— Work required —
Below are some entries. Copy each line that holds the string "fichier".

— Records for this task —
____________
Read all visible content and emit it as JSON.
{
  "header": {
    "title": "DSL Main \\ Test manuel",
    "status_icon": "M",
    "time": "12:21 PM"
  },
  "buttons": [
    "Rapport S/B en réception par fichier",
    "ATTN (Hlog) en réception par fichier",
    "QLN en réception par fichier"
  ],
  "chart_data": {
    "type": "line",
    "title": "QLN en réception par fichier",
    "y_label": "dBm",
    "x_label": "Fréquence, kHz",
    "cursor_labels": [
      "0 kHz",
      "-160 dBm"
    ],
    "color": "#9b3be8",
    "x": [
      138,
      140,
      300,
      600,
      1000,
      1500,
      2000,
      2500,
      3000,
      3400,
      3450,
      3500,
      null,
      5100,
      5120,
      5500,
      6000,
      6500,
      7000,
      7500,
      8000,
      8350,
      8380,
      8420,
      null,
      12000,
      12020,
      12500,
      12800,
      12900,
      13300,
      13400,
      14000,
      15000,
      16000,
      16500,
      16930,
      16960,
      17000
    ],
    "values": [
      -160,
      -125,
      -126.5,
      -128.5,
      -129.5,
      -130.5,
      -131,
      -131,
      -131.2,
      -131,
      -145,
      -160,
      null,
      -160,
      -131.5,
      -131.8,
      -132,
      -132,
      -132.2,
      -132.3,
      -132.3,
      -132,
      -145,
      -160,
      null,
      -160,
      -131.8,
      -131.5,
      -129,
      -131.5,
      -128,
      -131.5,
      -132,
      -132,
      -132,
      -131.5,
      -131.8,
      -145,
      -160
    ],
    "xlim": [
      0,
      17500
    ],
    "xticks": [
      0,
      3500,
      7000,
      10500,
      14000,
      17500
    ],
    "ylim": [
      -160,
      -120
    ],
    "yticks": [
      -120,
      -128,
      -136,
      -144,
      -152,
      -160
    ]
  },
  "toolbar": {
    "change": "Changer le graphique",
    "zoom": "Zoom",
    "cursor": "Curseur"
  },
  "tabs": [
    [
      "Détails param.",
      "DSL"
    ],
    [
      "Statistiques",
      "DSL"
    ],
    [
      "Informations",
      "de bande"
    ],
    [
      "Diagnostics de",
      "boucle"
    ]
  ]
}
____________
— Solution to this exercise —
    "Rapport S/B en réception par fichier",
    "ATTN (Hlog) en réception par fichier",
    "QLN en réception par fichier"
    "title": "QLN en réception par fichier",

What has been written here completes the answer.